* _AIM OF THE EXERCISE_: In this exercise, write out the data word for word and leave every image out.

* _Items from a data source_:

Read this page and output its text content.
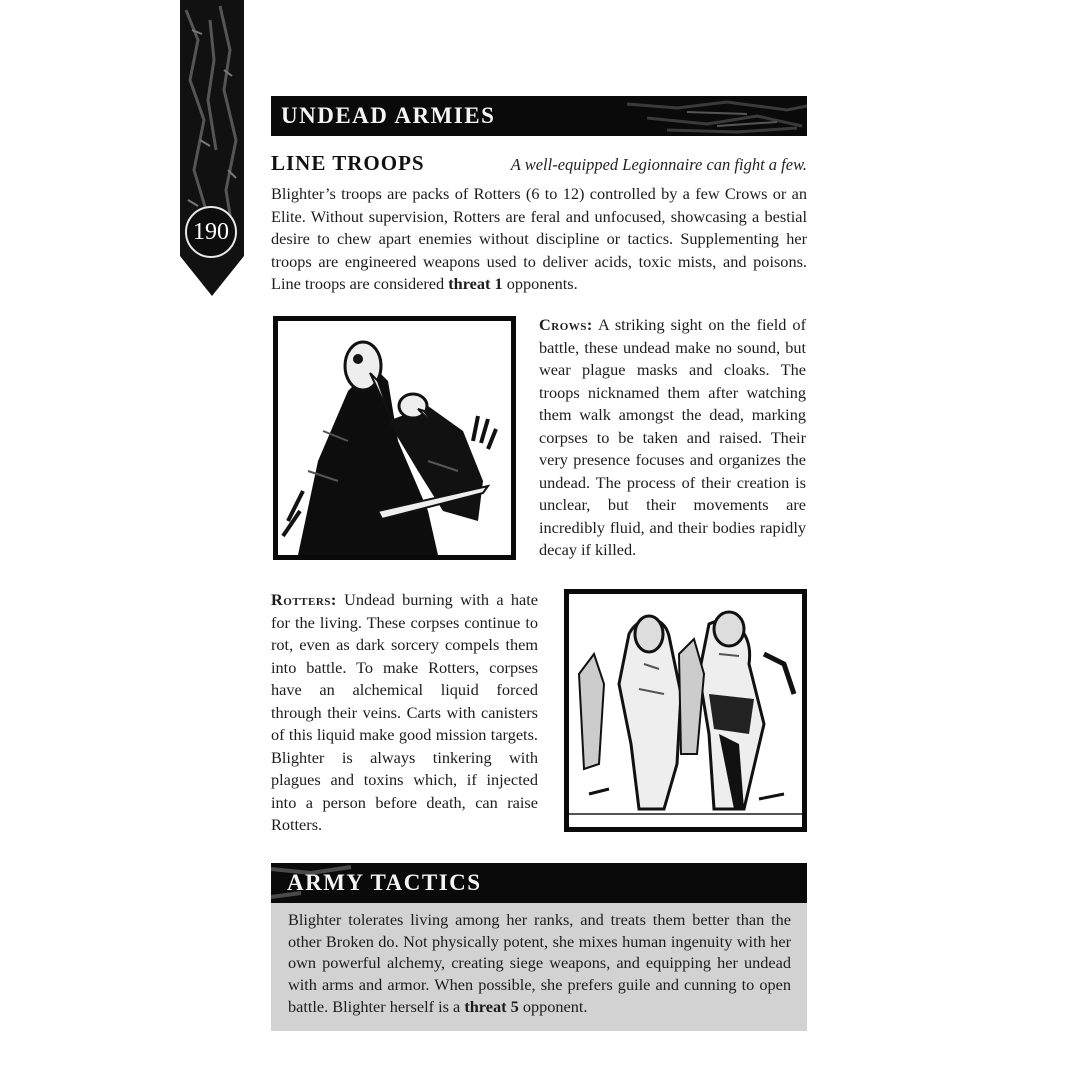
190
UNDEAD ARMIES
LINE TROOPS	A well-equipped Legionnaire can fight a few.

Blighter’s troops are packs of Rotters (6 to 12) controlled by a few Crows or an Elite. Without supervision, Rotters are feral and unfocused, showcasing a bestial desire to chew apart enemies without discipline or tactics. Supplementing her troops are engineered weapons used to deliver acids, toxic mists, and poisons. Line troops are considered threat 1 opponents.

Crows: A striking sight on the field of battle, these undead make no sound, but wear plague masks and cloaks. The troops nicknamed them after watching them walk amongst the dead, marking corpses to be taken and raised. Their very presence focuses and organizes the undead. The process of their creation is unclear, but their movements are incredibly fluid, and their bodies rapidly decay if killed.

Rotters: Undead burning with a hate for the living. These corpses continue to rot, even as dark sorcery compels them into battle. To make Rotters, corpses have an alchemical liquid forced through their veins. Carts with canisters of this liquid make good mission targets. Blighter is always tinkering with plagues and toxins which, if injected into a person before death, can raise Rotters.

ARMY TACTICS

Blighter tolerates living among her ranks, and treats them better than the other Broken do. Not physically potent, she mixes human ingenuity with her own powerful alchemy, creating siege weapons, and equipping her undead with arms and armor. When possible, she prefers guile and cunning to open battle. Blighter herself is a threat 5 opponent.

* _COMPLETED EXERCISE_:
Read this page and output its text content.
190
UNDEAD ARMIES
LINE TROOPS	A well-equipped Legionnaire can fight a few.

Blighter’s troops are packs of Rotters (6 to 12) controlled by a few Crows or an Elite. Without supervision, Rotters are feral and unfocused, showcasing a bestial desire to chew apart enemies without discipline or tactics. Supplementing her troops are engineered weapons used to deliver acids, toxic mists, and poisons. Line troops are considered threat 1 opponents.

Crows: A striking sight on the field of battle, these undead make no sound, but wear plague masks and cloaks. The troops nicknamed them after watching them walk amongst the dead, marking corpses to be taken and raised. Their very presence focuses and organizes the undead. The process of their creation is unclear, but their movements are incredibly fluid, and their bodies rapidly decay if killed.

Rotters: Undead burning with a hate for the living. These corpses continue to rot, even as dark sorcery compels them into battle. To make Rotters, corpses have an alchemical liquid forced through their veins. Carts with canisters of this liquid make good mission targets. Blighter is always tinkering with plagues and toxins which, if injected into a person before death, can raise Rotters.

ARMY TACTICS

Blighter tolerates living among her ranks, and treats them better than the other Broken do. Not physically potent, she mixes human ingenuity with her own powerful alchemy, creating siege weapons, and equipping her undead with arms and armor. When possible, she prefers guile and cunning to open battle. Blighter herself is a threat 5 opponent.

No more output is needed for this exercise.